Data listing ::
===============

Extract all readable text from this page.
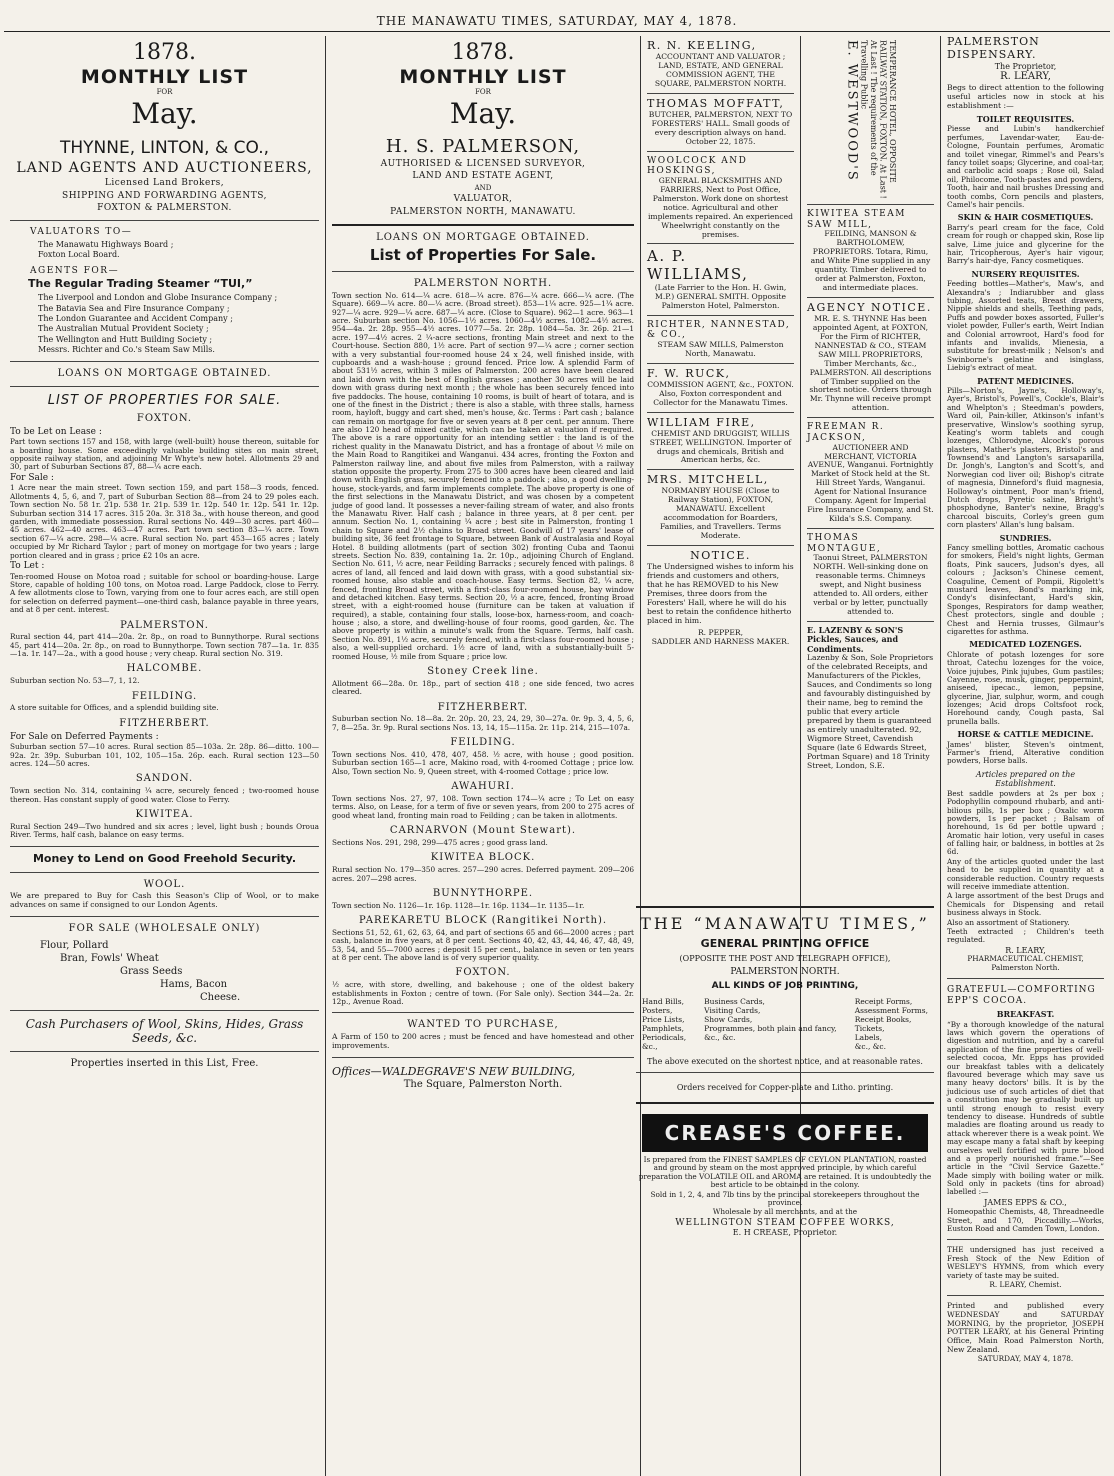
THE MANAWATU TIMES, SATURDAY, MAY 4, 1878.
1878.
MONTHLY LIST
FOR
May.
THYNNE, LINTON, & CO.,
LAND AGENTS AND AUCTIONEERS,
Licensed Land Brokers,
SHIPPING AND FORWARDING AGENTS,
FOXTON & PALMERSTON.
VALUATORS TO—
The Manawatu Highways Board ;
Foxton Local Board.
AGENTS FOR—
The Regular Trading Steamer “TUI,”
The Liverpool and London and Globe Insurance Company ;
The Batavia Sea and Fire Insurance Company ;
The London Guarantee and Accident Company ;
The Australian Mutual Provident Society ;
The Wellington and Hutt Building Society ;
Messrs. Richter and Co.'s Steam Saw Mills.
LOANS ON MORTGAGE OBTAINED.
LIST OF PROPERTIES FOR SALE.
FOXTON.
To be Let on Lease :
Part town sections 157 and 158, with large (well-built) house thereon, suitable for a boarding house. Some exceedingly valuable building sites on main street, opposite railway station, and adjoining Mr Whyte's new hotel. Allotments 29 and 30, part of Suburban Sections 87, 88—¼ acre each.
For Sale :
1 Acre near the main street. Town section 159, and part 158—3 roods, fenced. Allotments 4, 5, 6, and 7, part of Suburban Section 88—from 24 to 29 poles each. Town section No. 58 1r. 21p. 538 1r. 21p. 539 1r. 12p. 540 1r. 12p. 541 1r. 12p. Suburban section 314 17 acres. 315 20a. 3r. 318 3a., with house thereon, and good garden, with immediate possession. Rural sections No. 449—30 acres. part 460—45 acres. 462—40 acres. 463—47 acres. Part town section 83—¼ acre. Town section 67—¼ acre. 298—¼ acre. Rural section No. part 453—165 acres ; lately occupied by Mr Richard Taylor ; part of money on mortgage for two years ; large portion cleared and in grass ; price £2 10s an acre.
To Let :
Ten-roomed House on Motoa road ; suitable for school or boarding-house. Large Store, capable of holding 100 tons, on Motoa road. Large Paddock, close to Ferry. A few allotments close to Town, varying from one to four acres each, are still open for selection on deferred payment—one-third cash, balance payable in three years, and at 8 per cent. interest.
PALMERSTON.
Rural section 44, part 414—20a. 2r. 8p., on road to Bunnythorpe. Rural sections 45, part 414—20a. 2r. 8p., on road to Bunnythorpe. Town section 787—1a. 1r. 835—1a. 1r. 147—2a., with a good house ; very cheap. Rural section No. 319.
HALCOMBE.
Suburban section No. 53—7, 1, 12.
FEILDING.
A store suitable for Offices, and a splendid building site.
FITZHERBERT.
For Sale on Deferred Payments :
Suburban section 57—10 acres. Rural section 85—103a. 2r. 28p. 86—ditto. 100—92a. 2r. 39p. Suburban 101, 102, 105—15a. 26p. each. Rural section 123—50 acres. 124—50 acres.
SANDON.
Town section No. 314, containing ¼ acre, securely fenced ; two-roomed house thereon. Has constant supply of good water. Close to Ferry.
KIWITEA.
Rural Section 249—Two hundred and six acres ; level, light bush ; bounds Oroua River. Terms, half cash, balance on easy terms.
Money to Lend on Good Freehold Security.
WOOL.
We are prepared to Buy for Cash this Season's Clip of Wool, or to make advances on same if consigned to our London Agents.
FOR SALE (WHOLESALE ONLY)
Flour, Pollard
Bran, Fowls' Wheat
Grass Seeds
Hams, Bacon
Cheese.
Cash Purchasers of Wool, Skins, Hides, Grass Seeds, &c.
Properties inserted in this List, Free.
1878.
MONTHLY LIST
FOR
May.
H. S. PALMERSON,
AUTHORISED & LICENSED SURVEYOR,
LAND AND ESTATE AGENT,
AND
VALUATOR,
PALMERSTON NORTH, MANAWATU.
LOANS ON MORTGAGE OBTAINED.
List of Properties For Sale.
PALMERSTON NORTH.
Town section No. 614—¼ acre. 618—¼ acre. 876—¼ acre. 666—¼ acre. (The Square). 669—¼ acre. 80—¼ acre. (Broad street). 853—1¼ acre. 925—1¼ acre. 927—¼ acre. 929—¼ acre. 687—¼ acre. (Close to Square). 962—1 acre. 963—1 acre. Suburban section No. 1056—1½ acres. 1060—4½ acres. 1082—4½ acres. 954—4a. 2r. 28p. 955—4½ acres. 1077—5a. 2r. 28p. 1084—5a. 3r. 26p. 21—1 acre. 197—4½ acres. 2 ¼-acre sections, fronting Main street and next to the Court-house. Section 880, 1½ acre. Part of section 97—¼ acre ; corner section with a very substantial four-roomed house 24 x 24, well finished inside, with cupboards and a wash-house ; ground fenced. Price low. A splendid Farm of about 531½ acres, within 3 miles of Palmerston. 200 acres have been cleared and laid down with the best of English grasses ; another 30 acres will be laid down with grass during next month ; the whole has been securely fenced into five paddocks. The house, containing 10 rooms, is built of heart of totara, and is one of the finest in the District ; there is also a stable, with three stalls, harness room, hayloft, buggy and cart shed, men's house, &c. Terms : Part cash ; balance can remain on mortgage for five or seven years at 8 per cent. per annum. There are also 120 head of mixed cattle, which can be taken at valuation if required. The above is a rare opportunity for an intending settler : the land is of the richest quality in the Manawatu District, and has a frontage of about ½ mile on the Main Road to Rangitikei and Wanganui. 434 acres, fronting the Foxton and Palmerston railway line, and about five miles from Palmerston, with a railway station opposite the property. From 275 to 300 acres have been cleared and laid down with English grass, securely fenced into a paddock ; also, a good dwelling-house, stock-yards, and farm implements complete. The above property is one of the first selections in the Manawatu District, and was chosen by a competent judge of good land. It possesses a never-failing stream of water, and also fronts the Manawatu River. Half cash ; balance in three years, at 8 per cent. per annum. Section No. 1, containing ¼ acre ; best site in Palmerston, fronting 1 chain to Square and 2½ chains to Broad street. Goodwill of 17 years' lease of building site, 36 feet frontage to Square, between Bank of Australasia and Royal Hotel. 8 building allotments (part of section 302) fronting Cuba and Taonui streets. Section No. 839, containing 1a. 2r. 10p., adjoining Church of England. Section No. 611, ½ acre, near Feilding Barracks ; securely fenced with palings. 8 acres of land, all fenced and laid down with grass, with a good substantial six-roomed house, also stable and coach-house. Easy terms. Section 82, ¼ acre, fenced, fronting Broad street, with a first-class four-roomed house, bay window and detached kitchen. Easy terms. Section 20, ½ a acre, fenced, fronting Broad street, with a eight-roomed house (furniture can be taken at valuation if required), a stable, containing four stalls, loose-box, harness-room, and coach-house ; also, a store, and dwelling-house of four rooms, good garden, &c. The above property is within a minute's walk from the Square. Terms, half cash. Section No. 891, 1½ acre, securely fenced, with a first-class four-roomed house ; also, a well-supplied orchard. 1½ acre of land, with a substantially-built 5-roomed House, ½ mile from Square ; price low.
Stoney Creek line.
Allotment 66—28a. 0r. 18p., part of section 418 ; one side fenced, two acres cleared.
FITZHERBERT.
Suburban section No. 18—8a. 2r. 20p. 20, 23, 24, 29, 30—27a. 0r. 9p. 3, 4, 5, 6, 7, 8—25a. 3r. 9p. Rural sections Nos. 13, 14, 15—115a. 2r. 11p. 214, 215—107a.
FEILDING.
Town sections Nos. 410, 478, 407, 458. ½ acre, with house ; good position. Suburban section 165—1 acre, Makino road, with 4-roomed Cottage ; price low. Also, Town section No. 9, Queen street, with 4-roomed Cottage ; price low.
AWAHURI.
Town sections Nos. 27, 97, 108. Town section 174—¼ acre ; To Let on easy terms. Also, on Lease, for a term of five or seven years, from 200 to 275 acres of good wheat land, fronting main road to Feilding ; can be taken in allotments.
CARNARVON (Mount Stewart).
Sections Nos. 291, 298, 299—475 acres ; good grass land.
KIWITEA BLOCK.
Rural section No. 179—350 acres. 257—290 acres. Deferred payment. 209—206 acres. 207—298 acres.
BUNNYTHORPE.
Town section No. 1126—1r. 16p. 1128—1r. 16p. 1134—1r. 1135—1r.
PAREKARETU BLOCK (Rangitikei North).
Sections 51, 52, 61, 62, 63, 64, and part of sections 65 and 66—2000 acres ; part cash, balance in five years, at 8 per cent. Sections 40, 42, 43, 44, 46, 47, 48, 49, 53, 54, and 55—7000 acres ; deposit 15 per cent., balance in seven or ten years at 8 per cent. The above land is of very superior quality.
FOXTON.
½ acre, with store, dwelling, and bakehouse ; one of the oldest bakery establishments in Foxton ; centre of town. (For Sale only). Section 344—2a. 2r. 12p., Avenue Road.
WANTED TO PURCHASE,
A Farm of 150 to 200 acres ; must be fenced and have homestead and other improvements.
Offices—WALDEGRAVE'S NEW BUILDING,
The Square, Palmerston North.
R. N. KEELING,
ACCOUNTANT AND VALUATOR ; LAND, ESTATE, AND GENERAL COMMISSION AGENT, THE SQUARE, PALMERSTON NORTH.
THOMAS MOFFATT,
BUTCHER, PALMERSTON, NEXT TO FORESTERS' HALL. Small goods of every description always on hand. October 22, 1875.
WOOLCOCK AND HOSKINGS,
GENERAL BLACKSMITHS AND FARRIERS, Next to Post Office, Palmerston. Work done on shortest notice. Agricultural and other implements repaired. An experienced Wheelwright constantly on the premises.
A. P. WILLIAMS,
(Late Farrier to the Hon. H. Gwin, M.P.) GENERAL SMITH. Opposite Palmerston Hotel, Palmerston.
RICHTER, NANNESTAD, & CO.,
STEAM SAW MILLS, Palmerston North, Manawatu.
F. W. RUCK,
COMMISSION AGENT, &c., FOXTON. Also, Foxton correspondent and Collector for the Manawatu Times.
WILLIAM FIRE,
CHEMIST AND DRUGGIST, WILLIS STREET, WELLINGTON. Importer of drugs and chemicals, British and American herbs, &c.
MRS. MITCHELL,
NORMANBY HOUSE (Close to Railway Station), FOXTON, MANAWATU. Excellent accommodation for Boarders, Families, and Travellers. Terms Moderate.
NOTICE.
The Undersigned wishes to inform his friends and customers and others, that he has REMOVED to his New Premises, three doors from the Foresters' Hall, where he will do his best to retain the confidence hitherto placed in him.
R. PEPPER,
SADDLER AND HARNESS MAKER.
E. WESTWOOD'S	TEMPERANCE HOTEL, OPPOSITE RAILWAY STATION, FOXTON. At Last ! At Last ! The requirements of the Travelling Public
KIWITEA STEAM SAW MILL,
FEILDING, MANSON & BARTHOLOMEW, PROPRIETORS. Totara, Rimu, and White Pine supplied in any quantity. Timber delivered to order at Palmerston, Foxton, and intermediate places.
AGENCY NOTICE.
MR. E. S. THYNNE Has been appointed Agent, at FOXTON, For the Firm of RICHTER, NANNESTAD & CO., STEAM SAW MILL PROPRIETORS, Timber Merchants, &c., PALMERSTON. All descriptions of Timber supplied on the shortest notice. Orders through Mr. Thynne will receive prompt attention.
FREEMAN R. JACKSON,
AUCTIONEER AND MERCHANT, VICTORIA AVENUE, Wanganui. Fortnightly Market of Stock held at the St. Hill Street Yards, Wanganui. Agent for National Insurance Company. Agent for Imperial Fire Insurance Company, and St. Kilda's S.S. Company.
THOMAS MONTAGUE,
Taonui Street, PALMERSTON NORTH. Well-sinking done on reasonable terms. Chimneys swept, and Night business attended to. All orders, either verbal or by letter, punctually attended to.
E. LAZENBY & SON'S Pickles, Sauces, and Condiments.
Lazenby & Son, Sole Proprietors of the celebrated Receipts, and Manufacturers of the Pickles, Sauces, and Condiments so long and favourably distinguished by their name, beg to remind the public that every article prepared by them is guaranteed as entirely unadulterated. 92, Wigmore Street, Cavendish Square (late 6 Edwards Street, Portman Square) and 18 Trinity Street, London, S.E.
PALMERSTON DISPENSARY.
The Proprietor,
R. LEARY,
Begs to direct attention to the following useful articles now in stock at his establishment :—
TOILET REQUISITES.
Piesse and Lubin's handkerchief perfumes, Lavendar-water, Eau-de-Cologne, Fountain perfumes, Aromatic and toilet vinegar, Rimmel's and Pears's fancy toilet soaps; Glycerine, and coal-tar, and carbolic acid soaps ; Rose oil, Salad oil, Philocome, Tooth-pastes and powders, Tooth, hair and nail brushes Dressing and tooth combs, Corn pencils and plasters, Camel's hair pencils.
SKIN & HAIR COSMETIQUES.
Barry's pearl cream for the face, Cold cream for rough or chapped skin, Rose lip salve, Lime juice and glycerine for the hair, Tricopherous, Ayer's hair vigour, Barry's hair-dye, Fancy cosmetiques.
NURSERY REQUISITES.
Feeding bottles—Mather's, Maw's, and Alexandra's ; Indiarubber and glass tubing, Assorted teats, Breast drawers, Nipple shields and shells, Teething pads, Puffs and powder boxes assorted, Fuller's violet powder, Fuller's earth, Weirt Indian and Colonial arrowroot, Hard's food for infants and invalids, Mienesia, a substitute for breast-milk ; Nelson's and Swinborne's gelatine and isinglass, Liebig's extract of meat.
PATENT MEDICINES.
Pills—Norton's, Jayne's, Holloway's, Ayer's, Bristol's, Powell's, Cockle's, Blair's and Whelpton's ; Steedman's powders, Ward oil, Pain-killer, Atkinson's infant's preservative, Winslow's soothing syrup, Keating's worm tablets and cough lozenges, Chlorodyne, Alcock's porous plasters, Mather's plasters, Bristol's and Townsend's and Langton's sarsaparilla, Dr. Jongh's, Langton's and Scott's, and Norwegian cod liver oil; Bishop's citrate of magnesia, Dinneford's fluid magnesia, Holloway's ointment, Poor man's friend, Dutch drops, Pyretic saline, Bright's phosphodyne, Banter's nexine, Bragg's charcoal biscuits, Corley's green gum corn plasters' Allan's lung balsam.
SUNDRIES.
Fancy smelling bottles, Aromatic cachous for smokers, Field's night lights, German floats, Pink saucers, Judson's dyes, all colours ; Jackson's Chinese cement, Coaguline, Cement of Pompii, Rigolett's mustard leaves, Bond's marking ink, Condy's disinfectant, Hard's skin, Sponges, Respirators for damp weather, Chest protectors, single and double ; Chest and Hernia trusses, Gilmaur's cigarettes for asthma.
MEDICATED LOZENGES.
Chlorate of potash lozenges for sore throat, Catechu lozenges for the voice, Voice jujubes, Pink jujubes, Gum pastiles; Cayenne, rose, musk, ginger, peppermint, aniseed, ipecac., lemon, pepsine, glycerine, Jiar, sulphur, worm, and cough lozenges; Acid drops Coltsfoot rock, Horehound candy, Cough pasta, Sal prunella balls.
HORSE & CATTLE MEDICINE.
James' blister, Steven's ointment, Farmer's friend, Alterative condition powders, Horse balls.
Articles prepared on the Establishment.
Best saddle powders at 2s per box ; Podophyllin compound rhubarb, and anti-bilious pills, 1s per box ; Oxalic worm powders, 1s per packet ; Balsam of horehound, 1s 6d per bottle upward ; Aromatic hair lotion, very useful in cases of falling hair, or baldness, in bottles at 2s 6d.
Any of the articles quoted under the last head to be supplied in quantity at a considerable reduction. Country requests will receive immediate attention.
A large assortment of the best Drugs and Chemicals for Dispensing and retail business always in Stock.
Also an assortment of Stationery.
Teeth extracted ; Children's teeth regulated.
R. LEARY,
PHARMACEUTICAL CHEMIST, Palmerston North.
GRATEFUL—COMFORTING EPP'S COCOA.
BREAKFAST.
“By a thorough knowledge of the natural laws which govern the operations of digestion and nutrition, and by a careful application of the fine properties of well-selected cocoa, Mr. Epps has provided our breakfast tables with a delicately flavoured beverage which may save us many heavy doctors' bills. It is by the judicious use of such articles of diet that a constitution may be gradually built up until strong enough to resist every tendency to disease. Hundreds of subtle maladies are floating around us ready to attack wherever there is a weak point. We may escape many a fatal shaft by keeping ourselves well fortified with pure blood and a properly nourished frame.”—See article in the “Civil Service Gazette.” Made simply with boiling water or milk. Sold only in packets (tins for abroad) labelled :—
JAMES EPPS & CO.,
Homeopathic Chemists, 48, Threadneedle Street, and 170, Piccadilly.—Works, Euston Road and Camden Town, London.
THE undersigned has just received a Fresh Stock of the New Edition of WESLEY'S HYMNS, from which every variety of taste may be suited.
R. LEARY, Chemist.
Printed and published every WEDNESDAY and SATURDAY MORNING, by the proprietor, JOSEPH POTTER LEARY, at his General Printing Office, Main Road Palmerston North, New Zealand.
SATURDAY, MAY 4, 1878.
THE “MANAWATU TIMES,”
GENERAL PRINTING OFFICE
(OPPOSITE THE POST AND TELEGRAPH OFFICE),
PALMERSTON NORTH.
ALL KINDS OF JOB PRINTING,
Hand Bills,
Posters,
Price Lists,
Pamphlets,
Periodicals,
&c.,
Business Cards,
Visiting Cards,
Show Cards,
Programmes, both plain and fancy,
&c., &c.
Receipt Forms,
Assessment Forms,
Receipt Books,
Tickets,
Labels,
&c., &c.
The above executed on the shortest notice, and at reasonable rates.
Orders received for Copper-plate and Litho. printing.
CREASE'S COFFEE.
Is prepared from the FINEST SAMPLES OF CEYLON PLANTATION, roasted and ground by steam on the most approved principle, by which careful preparation the VOLATILE OIL and AROMA are retained. It is undoubtedly the best article to be obtained in the colony.
Sold in 1, 2, 4, and 7lb tins by the principal storekeepers throughout the province.
Wholesale by all merchants, and at the
WELLINGTON STEAM COFFEE WORKS,
E. H CREASE, Proprietor.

===============

Go through the material and copy out every line with "LEARY" in it.

R. LEARY,
R. LEARY,
R. LEARY, Chemist.
Printed and published every WEDNESDAY and SATURDAY MORNING, by the proprietor, JOSEPH POTTER LEARY, at his General Printing Office, Main Road Palmerston North, New Zealand.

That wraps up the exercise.